[Start of SUPPLIED ENTRIES]

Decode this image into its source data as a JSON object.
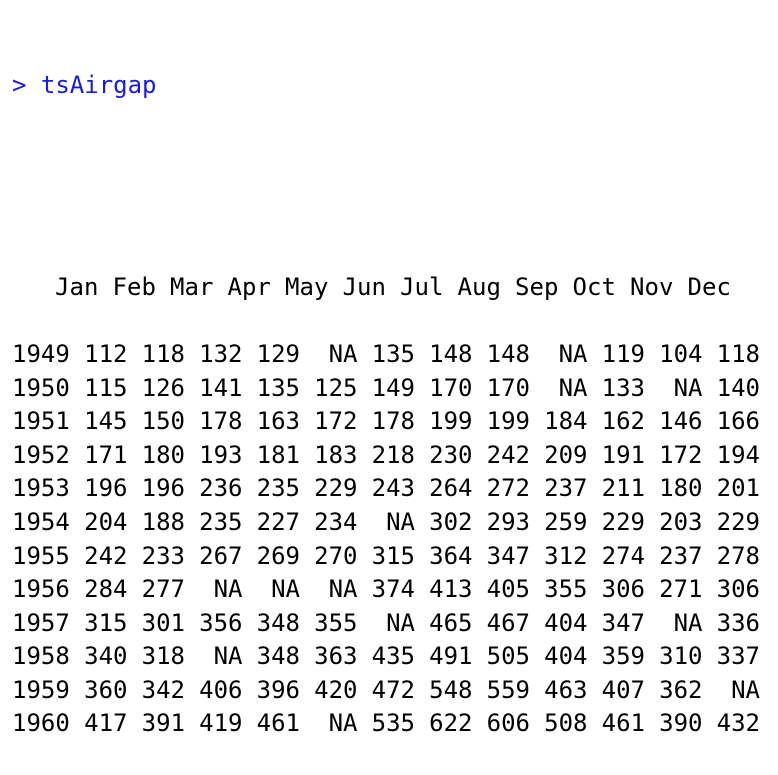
{
  "console": {
    "prompt": ">",
    "command": "tsAirgap",
    "colors": {
      "command": "#1a1ae6",
      "output": "#000000",
      "background": "#ffffff"
    }
  },
  "table": {
    "columns": [
      "Jan",
      "Feb",
      "Mar",
      "Apr",
      "May",
      "Jun",
      "Jul",
      "Aug",
      "Sep",
      "Oct",
      "Nov",
      "Dec"
    ],
    "rows": [
      {
        "year": "1949",
        "values": [
          "112",
          "118",
          "132",
          "129",
          "NA",
          "135",
          "148",
          "148",
          "NA",
          "119",
          "104",
          "118"
        ]
      },
      {
        "year": "1950",
        "values": [
          "115",
          "126",
          "141",
          "135",
          "125",
          "149",
          "170",
          "170",
          "NA",
          "133",
          "NA",
          "140"
        ]
      },
      {
        "year": "1951",
        "values": [
          "145",
          "150",
          "178",
          "163",
          "172",
          "178",
          "199",
          "199",
          "184",
          "162",
          "146",
          "166"
        ]
      },
      {
        "year": "1952",
        "values": [
          "171",
          "180",
          "193",
          "181",
          "183",
          "218",
          "230",
          "242",
          "209",
          "191",
          "172",
          "194"
        ]
      },
      {
        "year": "1953",
        "values": [
          "196",
          "196",
          "236",
          "235",
          "229",
          "243",
          "264",
          "272",
          "237",
          "211",
          "180",
          "201"
        ]
      },
      {
        "year": "1954",
        "values": [
          "204",
          "188",
          "235",
          "227",
          "234",
          "NA",
          "302",
          "293",
          "259",
          "229",
          "203",
          "229"
        ]
      },
      {
        "year": "1955",
        "values": [
          "242",
          "233",
          "267",
          "269",
          "270",
          "315",
          "364",
          "347",
          "312",
          "274",
          "237",
          "278"
        ]
      },
      {
        "year": "1956",
        "values": [
          "284",
          "277",
          "NA",
          "NA",
          "NA",
          "374",
          "413",
          "405",
          "355",
          "306",
          "271",
          "306"
        ]
      },
      {
        "year": "1957",
        "values": [
          "315",
          "301",
          "356",
          "348",
          "355",
          "NA",
          "465",
          "467",
          "404",
          "347",
          "NA",
          "336"
        ]
      },
      {
        "year": "1958",
        "values": [
          "340",
          "318",
          "NA",
          "348",
          "363",
          "435",
          "491",
          "505",
          "404",
          "359",
          "310",
          "337"
        ]
      },
      {
        "year": "1959",
        "values": [
          "360",
          "342",
          "406",
          "396",
          "420",
          "472",
          "548",
          "559",
          "463",
          "407",
          "362",
          "NA"
        ]
      },
      {
        "year": "1960",
        "values": [
          "417",
          "391",
          "419",
          "461",
          "NA",
          "535",
          "622",
          "606",
          "508",
          "461",
          "390",
          "432"
        ]
      }
    ]
  }
}
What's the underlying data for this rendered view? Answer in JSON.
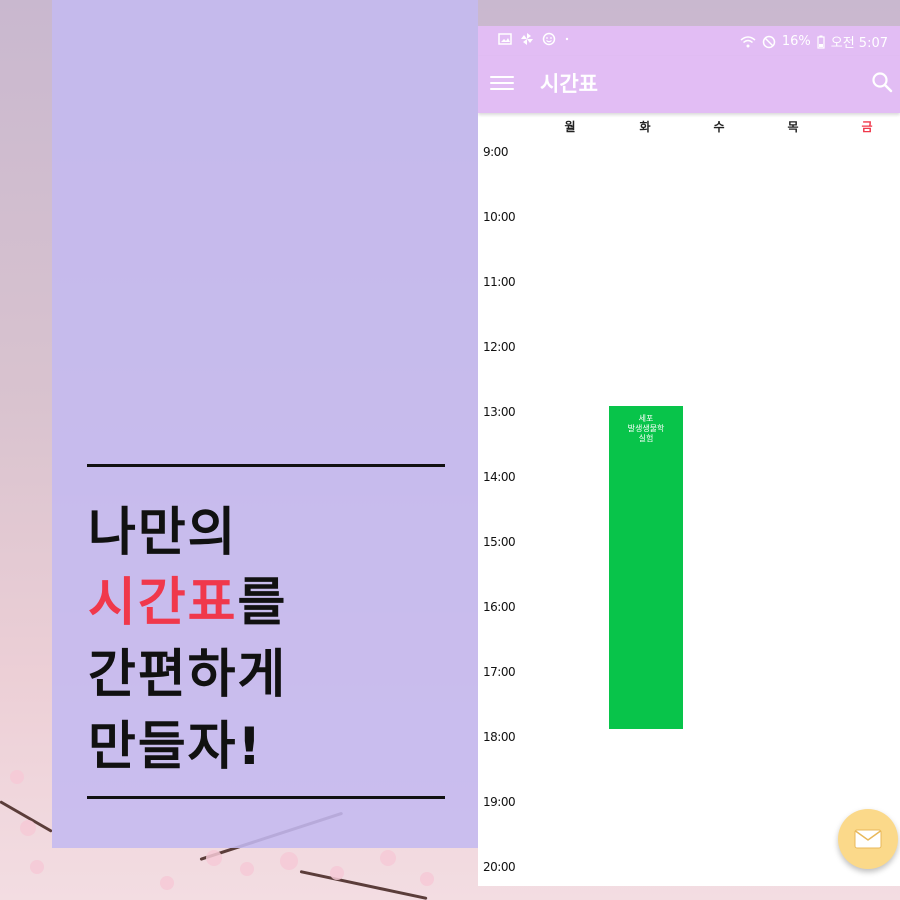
{
  "promo": {
    "line1": "나만의",
    "line2_accent": "시간표",
    "line2_rest": "를",
    "line3": "간편하게",
    "line4": "만들자!"
  },
  "statusbar": {
    "battery": "16%",
    "time": "오전 5:07"
  },
  "appbar": {
    "title": "시간표"
  },
  "days": [
    "월",
    "화",
    "수",
    "목",
    "금"
  ],
  "times": [
    "9:00",
    "10:00",
    "11:00",
    "12:00",
    "13:00",
    "14:00",
    "15:00",
    "16:00",
    "17:00",
    "18:00",
    "19:00",
    "20:00"
  ],
  "course": {
    "line1": "세포",
    "line2": "발생생물학",
    "line3": "실험",
    "day": "화",
    "start": "13:00",
    "end": "18:00"
  },
  "colors": {
    "appbar": "#e2bdf4",
    "accent": "#f0384b",
    "course": "#08c44a",
    "promo_panel": "#c4baf0",
    "fab": "#fbd98a"
  },
  "icons": {
    "menu": "menu-icon",
    "search": "search-icon",
    "fab": "mail-icon"
  }
}
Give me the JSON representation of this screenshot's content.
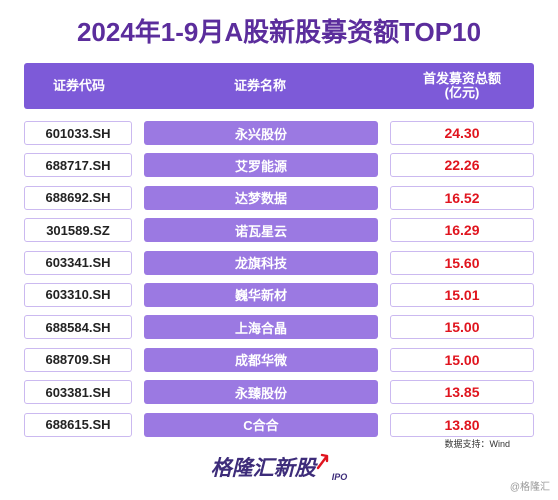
{
  "title": "2024年1-9月A股新股募资额TOP10",
  "table": {
    "headers": {
      "code": "证券代码",
      "name": "证券名称",
      "amount_line1": "首发募资总额",
      "amount_line2": "(亿元)"
    },
    "rows": [
      {
        "code": "601033.SH",
        "name": "永兴股份",
        "amount": "24.30"
      },
      {
        "code": "688717.SH",
        "name": "艾罗能源",
        "amount": "22.26"
      },
      {
        "code": "688692.SH",
        "name": "达梦数据",
        "amount": "16.52"
      },
      {
        "code": "301589.SZ",
        "name": "诺瓦星云",
        "amount": "16.29"
      },
      {
        "code": "603341.SH",
        "name": "龙旗科技",
        "amount": "15.60"
      },
      {
        "code": "603310.SH",
        "name": "巍华新材",
        "amount": "15.01"
      },
      {
        "code": "688584.SH",
        "name": "上海合晶",
        "amount": "15.00"
      },
      {
        "code": "688709.SH",
        "name": "成都华微",
        "amount": "15.00"
      },
      {
        "code": "603381.SH",
        "name": "永臻股份",
        "amount": "13.85"
      },
      {
        "code": "688615.SH",
        "name": "C合合",
        "amount": "13.80"
      }
    ]
  },
  "chart_data": {
    "type": "table",
    "title": "2024年1-9月A股新股募资额TOP10",
    "columns": [
      "证券代码",
      "证券名称",
      "首发募资总额(亿元)"
    ],
    "rows": [
      [
        "601033.SH",
        "永兴股份",
        24.3
      ],
      [
        "688717.SH",
        "艾罗能源",
        22.26
      ],
      [
        "688692.SH",
        "达梦数据",
        16.52
      ],
      [
        "301589.SZ",
        "诺瓦星云",
        16.29
      ],
      [
        "603341.SH",
        "龙旗科技",
        15.6
      ],
      [
        "603310.SH",
        "巍华新材",
        15.01
      ],
      [
        "688584.SH",
        "上海合晶",
        15.0
      ],
      [
        "688709.SH",
        "成都华微",
        15.0
      ],
      [
        "603381.SH",
        "永臻股份",
        13.85
      ],
      [
        "688615.SH",
        "C合合",
        13.8
      ]
    ]
  },
  "source": "数据支持：Wind",
  "brand": {
    "main": "格隆汇新股",
    "sub": "IPO"
  },
  "watermark": "@格隆汇",
  "colors": {
    "title": "#5b2d9c",
    "header_bg": "#7d5ad8",
    "name_bg": "#9b79e2",
    "amount_text": "#e0141e"
  }
}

[End of SUPPLIED ENTRIES]

» WHAT THIS TASK INVOLVES
Copy each line of the records precisely and drop any images they hold.

» THE OUTPUT
Decode this image into its source data as a JSON object.
{
  "console": {
    "prompt": ">",
    "command": "tsAirgap",
    "colors": {
      "command": "#1a1ae6",
      "output": "#000000",
      "background": "#ffffff"
    }
  },
  "table": {
    "columns": [
      "Jan",
      "Feb",
      "Mar",
      "Apr",
      "May",
      "Jun",
      "Jul",
      "Aug",
      "Sep",
      "Oct",
      "Nov",
      "Dec"
    ],
    "rows": [
      {
        "year": "1949",
        "values": [
          "112",
          "118",
          "132",
          "129",
          "NA",
          "135",
          "148",
          "148",
          "NA",
          "119",
          "104",
          "118"
        ]
      },
      {
        "year": "1950",
        "values": [
          "115",
          "126",
          "141",
          "135",
          "125",
          "149",
          "170",
          "170",
          "NA",
          "133",
          "NA",
          "140"
        ]
      },
      {
        "year": "1951",
        "values": [
          "145",
          "150",
          "178",
          "163",
          "172",
          "178",
          "199",
          "199",
          "184",
          "162",
          "146",
          "166"
        ]
      },
      {
        "year": "1952",
        "values": [
          "171",
          "180",
          "193",
          "181",
          "183",
          "218",
          "230",
          "242",
          "209",
          "191",
          "172",
          "194"
        ]
      },
      {
        "year": "1953",
        "values": [
          "196",
          "196",
          "236",
          "235",
          "229",
          "243",
          "264",
          "272",
          "237",
          "211",
          "180",
          "201"
        ]
      },
      {
        "year": "1954",
        "values": [
          "204",
          "188",
          "235",
          "227",
          "234",
          "NA",
          "302",
          "293",
          "259",
          "229",
          "203",
          "229"
        ]
      },
      {
        "year": "1955",
        "values": [
          "242",
          "233",
          "267",
          "269",
          "270",
          "315",
          "364",
          "347",
          "312",
          "274",
          "237",
          "278"
        ]
      },
      {
        "year": "1956",
        "values": [
          "284",
          "277",
          "NA",
          "NA",
          "NA",
          "374",
          "413",
          "405",
          "355",
          "306",
          "271",
          "306"
        ]
      },
      {
        "year": "1957",
        "values": [
          "315",
          "301",
          "356",
          "348",
          "355",
          "NA",
          "465",
          "467",
          "404",
          "347",
          "NA",
          "336"
        ]
      },
      {
        "year": "1958",
        "values": [
          "340",
          "318",
          "NA",
          "348",
          "363",
          "435",
          "491",
          "505",
          "404",
          "359",
          "310",
          "337"
        ]
      },
      {
        "year": "1959",
        "values": [
          "360",
          "342",
          "406",
          "396",
          "420",
          "472",
          "548",
          "559",
          "463",
          "407",
          "362",
          "NA"
        ]
      },
      {
        "year": "1960",
        "values": [
          "417",
          "391",
          "419",
          "461",
          "NA",
          "535",
          "622",
          "606",
          "508",
          "461",
          "390",
          "432"
        ]
      }
    ]
  }
}
What's the underlying data for this rendered view? Answer in JSON.
{
  "promo": {
    "line1": "나만의",
    "line2_accent": "시간표",
    "line2_rest": "를",
    "line3": "간편하게",
    "line4": "만들자!"
  },
  "statusbar": {
    "battery": "16%",
    "time": "오전 5:07"
  },
  "appbar": {
    "title": "시간표"
  },
  "days": [
    "월",
    "화",
    "수",
    "목",
    "금"
  ],
  "times": [
    "9:00",
    "10:00",
    "11:00",
    "12:00",
    "13:00",
    "14:00",
    "15:00",
    "16:00",
    "17:00",
    "18:00",
    "19:00",
    "20:00"
  ],
  "course": {
    "line1": "세포",
    "line2": "발생생물학",
    "line3": "실험",
    "day": "화",
    "start": "13:00",
    "end": "18:00"
  },
  "colors": {
    "appbar": "#e2bdf4",
    "accent": "#f0384b",
    "course": "#08c44a",
    "promo_panel": "#c4baf0",
    "fab": "#fbd98a"
  },
  "icons": {
    "menu": "menu-icon",
    "search": "search-icon",
    "fab": "mail-icon"
  }
}
Give me the JSON representation of this screenshot's content.
{
  "title": "2024年1-9月A股新股募资额TOP10",
  "table": {
    "headers": {
      "code": "证券代码",
      "name": "证券名称",
      "amount_line1": "首发募资总额",
      "amount_line2": "(亿元)"
    },
    "rows": [
      {
        "code": "601033.SH",
        "name": "永兴股份",
        "amount": "24.30"
      },
      {
        "code": "688717.SH",
        "name": "艾罗能源",
        "amount": "22.26"
      },
      {
        "code": "688692.SH",
        "name": "达梦数据",
        "amount": "16.52"
      },
      {
        "code": "301589.SZ",
        "name": "诺瓦星云",
        "amount": "16.29"
      },
      {
        "code": "603341.SH",
        "name": "龙旗科技",
        "amount": "15.60"
      },
      {
        "code": "603310.SH",
        "name": "巍华新材",
        "amount": "15.01"
      },
      {
        "code": "688584.SH",
        "name": "上海合晶",
        "amount": "15.00"
      },
      {
        "code": "688709.SH",
        "name": "成都华微",
        "amount": "15.00"
      },
      {
        "code": "603381.SH",
        "name": "永臻股份",
        "amount": "13.85"
      },
      {
        "code": "688615.SH",
        "name": "C合合",
        "amount": "13.80"
      }
    ]
  },
  "chart_data": {
    "type": "table",
    "title": "2024年1-9月A股新股募资额TOP10",
    "columns": [
      "证券代码",
      "证券名称",
      "首发募资总额(亿元)"
    ],
    "rows": [
      [
        "601033.SH",
        "永兴股份",
        24.3
      ],
      [
        "688717.SH",
        "艾罗能源",
        22.26
      ],
      [
        "688692.SH",
        "达梦数据",
        16.52
      ],
      [
        "301589.SZ",
        "诺瓦星云",
        16.29
      ],
      [
        "603341.SH",
        "龙旗科技",
        15.6
      ],
      [
        "603310.SH",
        "巍华新材",
        15.01
      ],
      [
        "688584.SH",
        "上海合晶",
        15.0
      ],
      [
        "688709.SH",
        "成都华微",
        15.0
      ],
      [
        "603381.SH",
        "永臻股份",
        13.85
      ],
      [
        "688615.SH",
        "C合合",
        13.8
      ]
    ]
  },
  "source": "数据支持：Wind",
  "brand": {
    "main": "格隆汇新股",
    "sub": "IPO"
  },
  "watermark": "@格隆汇",
  "colors": {
    "title": "#5b2d9c",
    "header_bg": "#7d5ad8",
    "name_bg": "#9b79e2",
    "amount_text": "#e0141e"
  }
}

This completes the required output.